*Problem description*. Your task is to copy every line of this material exactly.
+--
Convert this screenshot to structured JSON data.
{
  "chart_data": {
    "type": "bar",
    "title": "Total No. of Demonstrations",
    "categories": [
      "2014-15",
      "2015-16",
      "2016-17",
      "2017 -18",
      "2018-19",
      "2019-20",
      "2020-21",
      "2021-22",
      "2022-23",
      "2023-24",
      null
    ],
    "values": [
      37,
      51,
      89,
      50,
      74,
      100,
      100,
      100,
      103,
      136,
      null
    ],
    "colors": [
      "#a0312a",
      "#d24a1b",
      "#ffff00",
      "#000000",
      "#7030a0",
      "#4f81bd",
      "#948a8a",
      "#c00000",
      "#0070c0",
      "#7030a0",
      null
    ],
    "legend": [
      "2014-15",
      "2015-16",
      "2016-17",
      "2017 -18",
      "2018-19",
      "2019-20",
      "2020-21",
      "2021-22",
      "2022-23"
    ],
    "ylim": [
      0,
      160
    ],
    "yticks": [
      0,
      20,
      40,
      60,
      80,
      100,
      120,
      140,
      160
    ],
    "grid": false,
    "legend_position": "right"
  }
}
+--
*Solution to this task*.
Convert this screenshot to structured JSON data.
{
  "chart_data": {
    "type": "bar",
    "title": "Total No. of Demonstrations",
    "categories": [
      "2014-15",
      "2015-16",
      "2016-17",
      "2017 -18",
      "2018-19",
      "2019-20",
      "2020-21",
      "2021-22",
      "2022-23",
      "2023-24",
      null
    ],
    "values": [
      37,
      51,
      89,
      50,
      74,
      100,
      100,
      100,
      103,
      136,
      null
    ],
    "colors": [
      "#a0312a",
      "#d24a1b",
      "#ffff00",
      "#000000",
      "#7030a0",
      "#4f81bd",
      "#948a8a",
      "#c00000",
      "#0070c0",
      "#7030a0",
      null
    ],
    "legend": [
      "2014-15",
      "2015-16",
      "2016-17",
      "2017 -18",
      "2018-19",
      "2019-20",
      "2020-21",
      "2021-22",
      "2022-23"
    ],
    "ylim": [
      0,
      160
    ],
    "yticks": [
      0,
      20,
      40,
      60,
      80,
      100,
      120,
      140,
      160
    ],
    "grid": false,
    "legend_position": "right"
  }
}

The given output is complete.